Records from a data source:

______

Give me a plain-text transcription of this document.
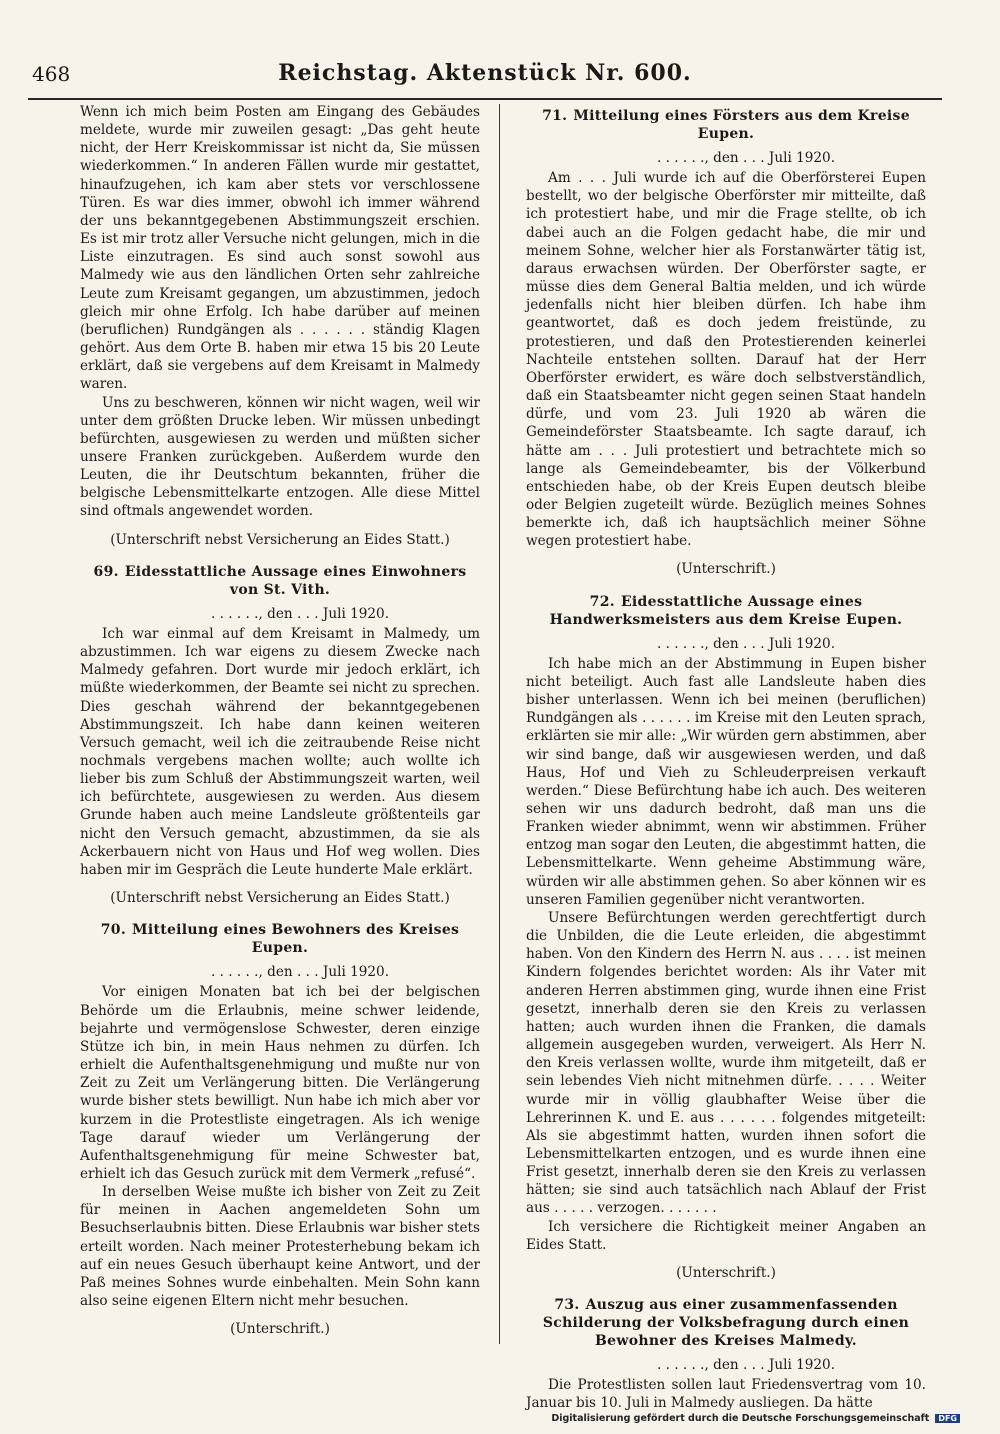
468	Reichstag. Aktenstück Nr. 600.

Wenn ich mich beim Posten am Eingang des Gebäudes meldete, wurde mir zuweilen gesagt: „Das geht heute nicht, der Herr Kreiskommissar ist nicht da, Sie müssen wiederkommen.“ In anderen Fällen wurde mir gestattet, hinaufzugehen, ich kam aber stets vor verschlossene Türen. Es war dies immer, obwohl ich immer während der uns bekanntgegebenen Abstimmungszeit erschien. Es ist mir trotz aller Versuche nicht gelungen, mich in die Liste einzutragen. Es sind auch sonst sowohl aus Malmedy wie aus den ländlichen Orten sehr zahlreiche Leute zum Kreisamt gegangen, um abzustimmen, jedoch gleich mir ohne Erfolg. Ich habe darüber auf meinen (beruflichen) Rundgängen als . . . . . . ständig Klagen gehört. Aus dem Orte B. haben mir etwa 15 bis 20 Leute erklärt, daß sie vergebens auf dem Kreisamt in Malmedy waren.

Uns zu beschweren, können wir nicht wagen, weil wir unter dem größten Drucke leben. Wir müssen unbedingt befürchten, ausgewiesen zu werden und müßten sicher unsere Franken zurückgeben. Außerdem wurde den Leuten, die ihr Deutschtum bekannten, früher die belgische Lebensmittelkarte entzogen. Alle diese Mittel sind oftmals angewendet worden.

(Unterschrift nebst Versicherung an Eides Statt.)
69. Eidesstattliche Aussage eines Einwohners von St. Vith.
. . . . . ., den . . . Juli 1920.

Ich war einmal auf dem Kreisamt in Malmedy, um abzustimmen. Ich war eigens zu diesem Zwecke nach Malmedy gefahren. Dort wurde mir jedoch erklärt, ich müßte wiederkommen, der Beamte sei nicht zu sprechen. Dies geschah während der bekanntgegebenen Abstimmungszeit. Ich habe dann keinen weiteren Versuch gemacht, weil ich die zeitraubende Reise nicht nochmals vergebens machen wollte; auch wollte ich lieber bis zum Schluß der Abstimmungszeit warten, weil ich befürchtete, ausgewiesen zu werden. Aus diesem Grunde haben auch meine Landsleute größtenteils gar nicht den Versuch gemacht, abzustimmen, da sie als Ackerbauern nicht von Haus und Hof weg wollen. Dies haben mir im Gespräch die Leute hunderte Male erklärt.

(Unterschrift nebst Versicherung an Eides Statt.)
70. Mitteilung eines Bewohners des Kreises Eupen.
. . . . . ., den . . . Juli 1920.

Vor einigen Monaten bat ich bei der belgischen Behörde um die Erlaubnis, meine schwer leidende, bejahrte und vermögenslose Schwester, deren einzige Stütze ich bin, in mein Haus nehmen zu dürfen. Ich erhielt die Aufenthaltsgenehmigung und mußte nur von Zeit zu Zeit um Verlängerung bitten. Die Verlängerung wurde bisher stets bewilligt. Nun habe ich mich aber vor kurzem in die Protestliste eingetragen. Als ich wenige Tage darauf wieder um Verlängerung der Aufenthaltsgenehmigung für meine Schwester bat, erhielt ich das Gesuch zurück mit dem Vermerk „refusé“.

In derselben Weise mußte ich bisher von Zeit zu Zeit für meinen in Aachen angemeldeten Sohn um Besuchserlaubnis bitten. Diese Erlaubnis war bisher stets erteilt worden. Nach meiner Protesterhebung bekam ich auf ein neues Gesuch überhaupt keine Antwort, und der Paß meines Sohnes wurde einbehalten. Mein Sohn kann also seine eigenen Eltern nicht mehr besuchen.

(Unterschrift.)
71. Mitteilung eines Försters aus dem Kreise Eupen.
. . . . . ., den . . . Juli 1920.

Am . . . Juli wurde ich auf die Oberförsterei Eupen bestellt, wo der belgische Oberförster mir mitteilte, daß ich protestiert habe, und mir die Frage stellte, ob ich dabei auch an die Folgen gedacht habe, die mir und meinem Sohne, welcher hier als Forstanwärter tätig ist, daraus erwachsen würden. Der Oberförster sagte, er müsse dies dem General Baltia melden, und ich würde jedenfalls nicht hier bleiben dürfen. Ich habe ihm geantwortet, daß es doch jedem freistünde, zu protestieren, und daß den Protestierenden keinerlei Nachteile entstehen sollten. Darauf hat der Herr Oberförster erwidert, es wäre doch selbstverständlich, daß ein Staatsbeamter nicht gegen seinen Staat handeln dürfe, und vom 23. Juli 1920 ab wären die Gemeindeförster Staatsbeamte. Ich sagte darauf, ich hätte am . . . Juli protestiert und betrachtete mich so lange als Gemeindebeamter, bis der Völkerbund entschieden habe, ob der Kreis Eupen deutsch bleibe oder Belgien zugeteilt würde. Bezüglich meines Sohnes bemerkte ich, daß ich hauptsächlich meiner Söhne wegen protestiert habe.

(Unterschrift.)
72. Eidesstattliche Aussage eines Handwerksmeisters aus dem Kreise Eupen.
. . . . . ., den . . . Juli 1920.

Ich habe mich an der Abstimmung in Eupen bisher nicht beteiligt. Auch fast alle Landsleute haben dies bisher unterlassen. Wenn ich bei meinen (beruflichen) Rundgängen als . . . . . . im Kreise mit den Leuten sprach, erklärten sie mir alle: „Wir würden gern abstimmen, aber wir sind bange, daß wir ausgewiesen werden, und daß Haus, Hof und Vieh zu Schleuderpreisen verkauft werden.“ Diese Befürchtung habe ich auch. Des weiteren sehen wir uns dadurch bedroht, daß man uns die Franken wieder abnimmt, wenn wir abstimmen. Früher entzog man sogar den Leuten, die abgestimmt hatten, die Lebensmittelkarte. Wenn geheime Abstimmung wäre, würden wir alle abstimmen gehen. So aber können wir es unseren Familien gegenüber nicht verantworten.

Unsere Befürchtungen werden gerechtfertigt durch die Unbilden, die die Leute erleiden, die abgestimmt haben. Von den Kindern des Herrn N. aus . . . . ist meinen Kindern folgendes berichtet worden: Als ihr Vater mit anderen Herren abstimmen ging, wurde ihnen eine Frist gesetzt, innerhalb deren sie den Kreis zu verlassen hatten; auch wurden ihnen die Franken, die damals allgemein ausgegeben wurden, verweigert. Als Herr N. den Kreis verlassen wollte, wurde ihm mitgeteilt, daß er sein lebendes Vieh nicht mitnehmen dürfe. . . . . Weiter wurde mir in völlig glaubhafter Weise über die Lehrerinnen K. und E. aus . . . . . . folgendes mitgeteilt: Als sie abgestimmt hatten, wurden ihnen sofort die Lebensmittelkarten entzogen, und es wurde ihnen eine Frist gesetzt, innerhalb deren sie den Kreis zu verlassen hätten; sie sind auch tatsächlich nach Ablauf der Frist aus . . . . . verzogen. . . . . . .

Ich versichere die Richtigkeit meiner Angaben an Eides Statt.

(Unterschrift.)
73. Auszug aus einer zusammenfassenden Schilderung der Volksbefragung durch einen Bewohner des Kreises Malmedy.
. . . . . ., den . . . Juli 1920.

Die Protestlisten sollen laut Friedensvertrag vom 10. Januar bis 10. Juli in Malmedy ausliegen. Da hätte

Digitalisierung gefördert durch die Deutsche Forschungsgemeinschaft DFG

______

→ Exercise prompt: Count how many lines hold the string "Aussage" and give that number alone.

→ Response: 2